%%

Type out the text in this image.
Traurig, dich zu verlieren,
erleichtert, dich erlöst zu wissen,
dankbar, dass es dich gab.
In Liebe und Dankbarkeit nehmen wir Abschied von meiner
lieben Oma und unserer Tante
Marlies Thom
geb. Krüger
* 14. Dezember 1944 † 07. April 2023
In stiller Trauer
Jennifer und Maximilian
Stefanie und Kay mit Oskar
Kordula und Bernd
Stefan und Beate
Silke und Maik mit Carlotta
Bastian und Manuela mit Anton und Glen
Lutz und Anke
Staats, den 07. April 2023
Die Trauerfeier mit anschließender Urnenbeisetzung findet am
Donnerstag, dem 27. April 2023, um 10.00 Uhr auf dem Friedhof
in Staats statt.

%%
%%

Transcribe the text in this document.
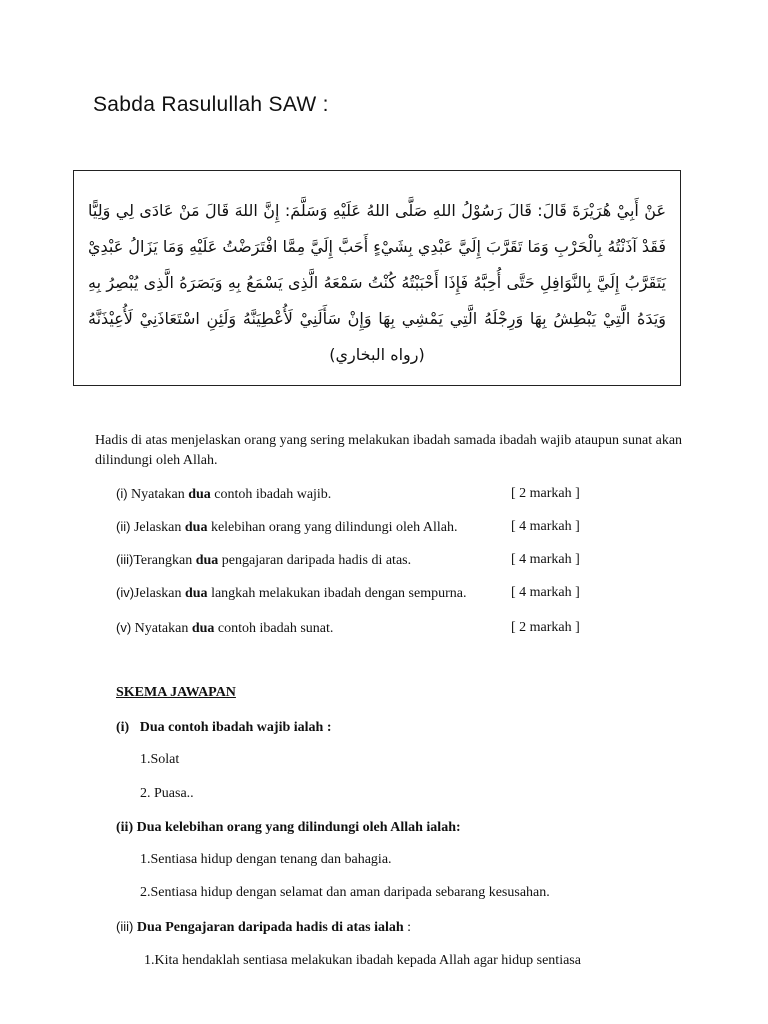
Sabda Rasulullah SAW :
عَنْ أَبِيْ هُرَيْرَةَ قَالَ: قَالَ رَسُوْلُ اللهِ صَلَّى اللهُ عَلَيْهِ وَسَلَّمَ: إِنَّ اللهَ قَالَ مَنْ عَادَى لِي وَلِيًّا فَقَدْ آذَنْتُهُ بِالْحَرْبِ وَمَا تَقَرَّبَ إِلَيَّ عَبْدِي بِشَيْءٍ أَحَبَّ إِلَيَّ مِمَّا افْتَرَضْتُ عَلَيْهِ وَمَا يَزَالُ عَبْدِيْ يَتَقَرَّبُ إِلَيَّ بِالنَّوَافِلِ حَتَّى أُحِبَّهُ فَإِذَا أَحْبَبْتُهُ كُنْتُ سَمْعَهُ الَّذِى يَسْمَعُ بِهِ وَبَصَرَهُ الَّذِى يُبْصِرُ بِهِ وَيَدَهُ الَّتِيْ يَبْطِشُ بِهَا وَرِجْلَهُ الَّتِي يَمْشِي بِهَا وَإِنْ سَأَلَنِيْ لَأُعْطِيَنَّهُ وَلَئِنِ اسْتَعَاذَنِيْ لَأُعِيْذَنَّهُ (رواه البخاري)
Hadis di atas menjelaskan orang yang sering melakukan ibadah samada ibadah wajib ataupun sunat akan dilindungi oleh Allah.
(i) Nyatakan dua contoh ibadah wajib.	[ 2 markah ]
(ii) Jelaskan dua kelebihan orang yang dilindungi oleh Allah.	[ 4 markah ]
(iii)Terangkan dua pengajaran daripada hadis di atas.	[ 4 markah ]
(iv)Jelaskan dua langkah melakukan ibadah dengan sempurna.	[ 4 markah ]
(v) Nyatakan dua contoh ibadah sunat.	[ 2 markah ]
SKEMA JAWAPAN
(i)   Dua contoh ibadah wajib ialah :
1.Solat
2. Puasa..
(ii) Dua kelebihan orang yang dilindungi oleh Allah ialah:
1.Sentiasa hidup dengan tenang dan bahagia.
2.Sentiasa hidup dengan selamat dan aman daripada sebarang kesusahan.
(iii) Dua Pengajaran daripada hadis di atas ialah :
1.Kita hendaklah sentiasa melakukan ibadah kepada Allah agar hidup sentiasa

%%

• [Task goal] What is the number of lines in this listing that contain the word "yang"? Answer with that number and nothing else.

• [Exercise solution] 3